# DATASET ROWS start
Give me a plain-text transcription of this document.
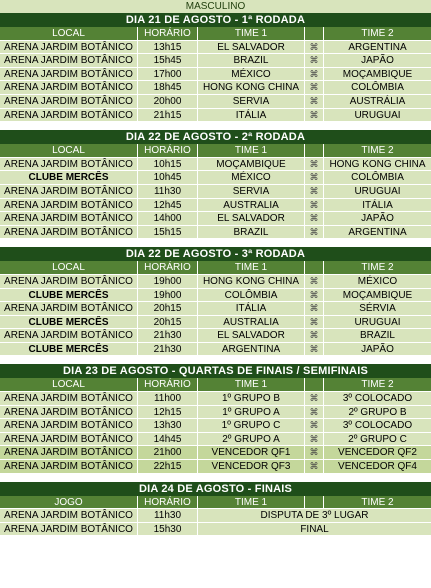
MASCULINO
DIA 21 DE AGOSTO - 1ª RODADA
LOCAL	HORÁRIO	TIME 1	TIME 2
ARENA JARDIM BOTÂNICO	13h15	EL SALVADOR	⌘	ARGENTINA
ARENA JARDIM BOTÂNICO	15h45	BRAZIL	⌘	JAPÃO
ARENA JARDIM BOTÂNICO	17h00	MÉXICO	⌘	MOÇAMBIQUE
ARENA JARDIM BOTÂNICO	18h45	HONG KONG CHINA	⌘	COLÔMBIA
ARENA JARDIM BOTÂNICO	20h00	SERVIA	⌘	AUSTRÁLIA
ARENA JARDIM BOTÂNICO	21h15	ITÁLIA	⌘	URUGUAI
DIA 22 DE AGOSTO - 2ª RODADA
LOCAL	HORÁRIO	TIME 1	TIME 2
ARENA JARDIM BOTÂNICO	10h15	MOÇAMBIQUE	⌘	HONG KONG CHINA
CLUBE MERCÊS	10h45	MÉXICO	⌘	COLÔMBIA
ARENA JARDIM BOTÂNICO	11h30	SERVIA	⌘	URUGUAI
ARENA JARDIM BOTÂNICO	12h45	AUSTRALIA	⌘	ITÁLIA
ARENA JARDIM BOTÂNICO	14h00	EL SALVADOR	⌘	JAPÃO
ARENA JARDIM BOTÂNICO	15h15	BRAZIL	⌘	ARGENTINA
DIA 22 DE AGOSTO - 3ª RODADA
LOCAL	HORÁRIO	TIME 1	TIME 2
ARENA JARDIM BOTÂNICO	19h00	HONG KONG CHINA	⌘	MÉXICO
CLUBE MERCÊS	19h00	COLÔMBIA	⌘	MOÇAMBIQUE
ARENA JARDIM BOTÂNICO	20h15	ITÁLIA	⌘	SÉRVIA
CLUBE MERCÊS	20h15	AUSTRALIA	⌘	URUGUAI
ARENA JARDIM BOTÂNICO	21h30	EL SALVADOR	⌘	BRAZIL
CLUBE MERCÊS	21h30	ARGENTINA	⌘	JAPÃO
DIA 23 DE AGOSTO - QUARTAS DE FINAIS / SEMIFINAIS
LOCAL	HORÁRIO	TIME 1	TIME 2
ARENA JARDIM BOTÂNICO	11h00	1º GRUPO B	⌘	3º COLOCADO
ARENA JARDIM BOTÂNICO	12h15	1º GRUPO A	⌘	2º GRUPO B
ARENA JARDIM BOTÂNICO	13h30	1º GRUPO C	⌘	3º COLOCADO
ARENA JARDIM BOTÂNICO	14h45	2º GRUPO A	⌘	2º GRUPO C
ARENA JARDIM BOTÂNICO	21h00	VENCEDOR QF1	⌘	VENCEDOR QF2
ARENA JARDIM BOTÂNICO	22h15	VENCEDOR QF3	⌘	VENCEDOR QF4
DIA 24 DE AGOSTO - FINAIS
JOGO	HORÁRIO	TIME 1	TIME 2
ARENA JARDIM BOTÂNICO	11h30	DISPUTA DE 3º LUGAR
ARENA JARDIM BOTÂNICO	15h30	FINAL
# DATASET ROWS end
REQUEST: Single out each line of the records above with the string "BRAZIL" in it, and copy it.

CORRECT ANSWER:
ARENA JARDIM BOTÂNICO	15h45	BRAZIL	⌘	JAPÃO
ARENA JARDIM BOTÂNICO	15h15	BRAZIL	⌘	ARGENTINA
ARENA JARDIM BOTÂNICO	21h30	EL SALVADOR	⌘	BRAZIL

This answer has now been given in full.